◆ To be done
Find all lines in the records that include the word "clima", and copy them out.

-- -- --

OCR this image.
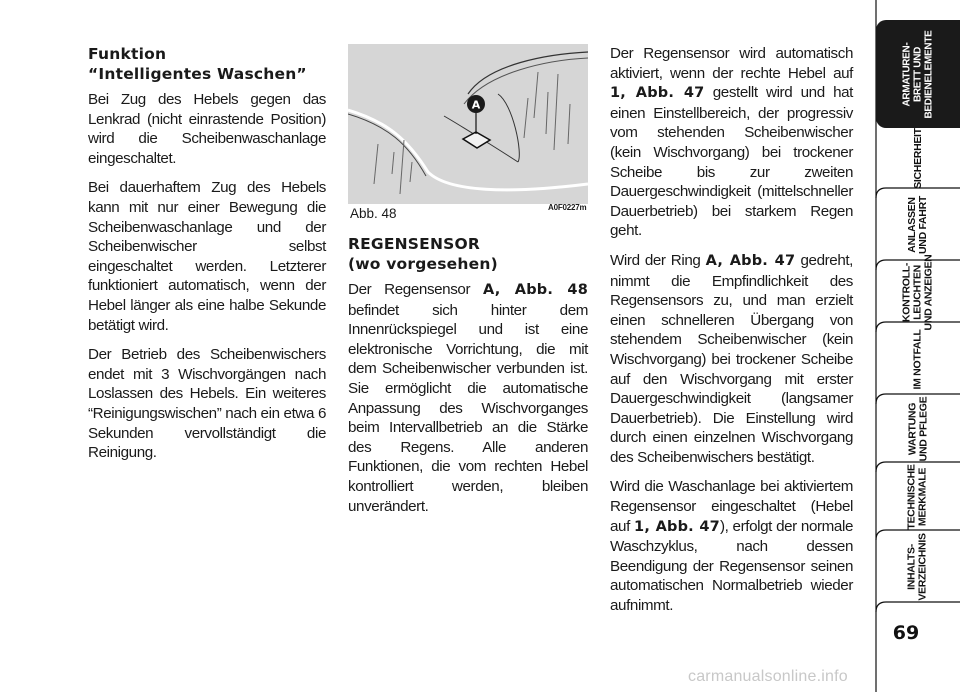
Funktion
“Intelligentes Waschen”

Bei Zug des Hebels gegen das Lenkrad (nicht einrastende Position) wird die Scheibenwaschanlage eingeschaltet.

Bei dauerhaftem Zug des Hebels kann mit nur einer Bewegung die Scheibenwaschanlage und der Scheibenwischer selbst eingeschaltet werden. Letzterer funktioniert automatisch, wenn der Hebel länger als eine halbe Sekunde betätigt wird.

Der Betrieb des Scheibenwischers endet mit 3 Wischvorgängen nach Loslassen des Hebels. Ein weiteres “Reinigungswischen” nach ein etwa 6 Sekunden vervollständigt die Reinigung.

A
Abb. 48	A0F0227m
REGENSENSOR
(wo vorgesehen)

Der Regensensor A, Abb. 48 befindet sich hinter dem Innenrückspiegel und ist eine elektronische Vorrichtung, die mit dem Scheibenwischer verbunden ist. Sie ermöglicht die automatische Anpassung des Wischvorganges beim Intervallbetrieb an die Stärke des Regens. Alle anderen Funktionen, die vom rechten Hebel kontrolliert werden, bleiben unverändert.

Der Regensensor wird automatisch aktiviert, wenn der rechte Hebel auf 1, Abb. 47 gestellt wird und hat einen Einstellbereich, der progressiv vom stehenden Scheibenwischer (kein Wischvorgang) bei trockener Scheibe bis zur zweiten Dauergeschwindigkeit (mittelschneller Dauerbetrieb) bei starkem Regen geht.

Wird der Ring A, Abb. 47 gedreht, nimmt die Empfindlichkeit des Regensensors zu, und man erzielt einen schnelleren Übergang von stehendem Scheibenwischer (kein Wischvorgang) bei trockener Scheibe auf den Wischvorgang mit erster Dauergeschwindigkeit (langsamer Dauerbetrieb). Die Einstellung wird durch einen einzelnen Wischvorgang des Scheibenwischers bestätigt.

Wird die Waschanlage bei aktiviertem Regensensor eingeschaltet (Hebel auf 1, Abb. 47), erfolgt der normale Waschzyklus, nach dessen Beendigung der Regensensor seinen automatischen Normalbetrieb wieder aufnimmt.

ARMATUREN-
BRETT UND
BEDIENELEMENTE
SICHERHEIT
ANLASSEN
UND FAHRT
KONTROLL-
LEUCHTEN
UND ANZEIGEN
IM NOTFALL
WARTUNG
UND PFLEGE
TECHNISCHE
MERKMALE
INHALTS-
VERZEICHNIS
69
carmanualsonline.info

-- -- --

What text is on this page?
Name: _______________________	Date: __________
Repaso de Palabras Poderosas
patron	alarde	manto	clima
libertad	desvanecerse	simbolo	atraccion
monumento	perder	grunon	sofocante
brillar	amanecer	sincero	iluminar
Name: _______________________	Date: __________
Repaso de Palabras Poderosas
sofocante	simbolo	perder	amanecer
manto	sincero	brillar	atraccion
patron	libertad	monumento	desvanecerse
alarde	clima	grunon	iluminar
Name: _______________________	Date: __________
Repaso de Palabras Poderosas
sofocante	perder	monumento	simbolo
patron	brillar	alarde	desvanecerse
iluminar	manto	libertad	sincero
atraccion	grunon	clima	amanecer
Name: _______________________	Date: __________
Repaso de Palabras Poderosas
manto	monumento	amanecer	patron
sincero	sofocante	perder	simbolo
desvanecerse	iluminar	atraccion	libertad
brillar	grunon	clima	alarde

-- -- --

◆ Solution for this problem
patron	alarde	manto	clima
alarde	clima	grunon	iluminar
atraccion	grunon	clima	amanecer
brillar	grunon	clima	alarde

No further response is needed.